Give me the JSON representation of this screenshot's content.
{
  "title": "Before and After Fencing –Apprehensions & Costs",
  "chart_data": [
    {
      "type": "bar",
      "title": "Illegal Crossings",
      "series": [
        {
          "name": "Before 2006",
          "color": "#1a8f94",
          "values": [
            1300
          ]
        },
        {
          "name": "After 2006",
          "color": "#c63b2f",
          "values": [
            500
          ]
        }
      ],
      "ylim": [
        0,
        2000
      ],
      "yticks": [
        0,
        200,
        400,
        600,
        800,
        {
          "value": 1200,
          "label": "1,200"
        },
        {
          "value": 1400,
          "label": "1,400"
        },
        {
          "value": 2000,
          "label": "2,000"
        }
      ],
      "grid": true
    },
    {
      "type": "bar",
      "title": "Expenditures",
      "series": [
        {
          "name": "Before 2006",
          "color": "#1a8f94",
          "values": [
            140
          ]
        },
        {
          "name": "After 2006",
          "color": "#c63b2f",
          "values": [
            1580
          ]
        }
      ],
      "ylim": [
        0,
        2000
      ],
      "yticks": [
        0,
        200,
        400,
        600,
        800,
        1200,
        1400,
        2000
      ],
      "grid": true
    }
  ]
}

* * * * * * * * *

What is needed: Faithfully transcribe the whole of the data.

Response to this task:
Give me the JSON representation of this screenshot's content.
{
  "title": "Before and After Fencing –Apprehensions & Costs",
  "chart_data": [
    {
      "type": "bar",
      "title": "Illegal Crossings",
      "series": [
        {
          "name": "Before 2006",
          "color": "#1a8f94",
          "values": [
            1300
          ]
        },
        {
          "name": "After 2006",
          "color": "#c63b2f",
          "values": [
            500
          ]
        }
      ],
      "ylim": [
        0,
        2000
      ],
      "yticks": [
        0,
        200,
        400,
        600,
        800,
        {
          "value": 1200,
          "label": "1,200"
        },
        {
          "value": 1400,
          "label": "1,400"
        },
        {
          "value": 2000,
          "label": "2,000"
        }
      ],
      "grid": true
    },
    {
      "type": "bar",
      "title": "Expenditures",
      "series": [
        {
          "name": "Before 2006",
          "color": "#1a8f94",
          "values": [
            140
          ]
        },
        {
          "name": "After 2006",
          "color": "#c63b2f",
          "values": [
            1580
          ]
        }
      ],
      "ylim": [
        0,
        2000
      ],
      "yticks": [
        0,
        200,
        400,
        600,
        800,
        1200,
        1400,
        2000
      ],
      "grid": true
    }
  ]
}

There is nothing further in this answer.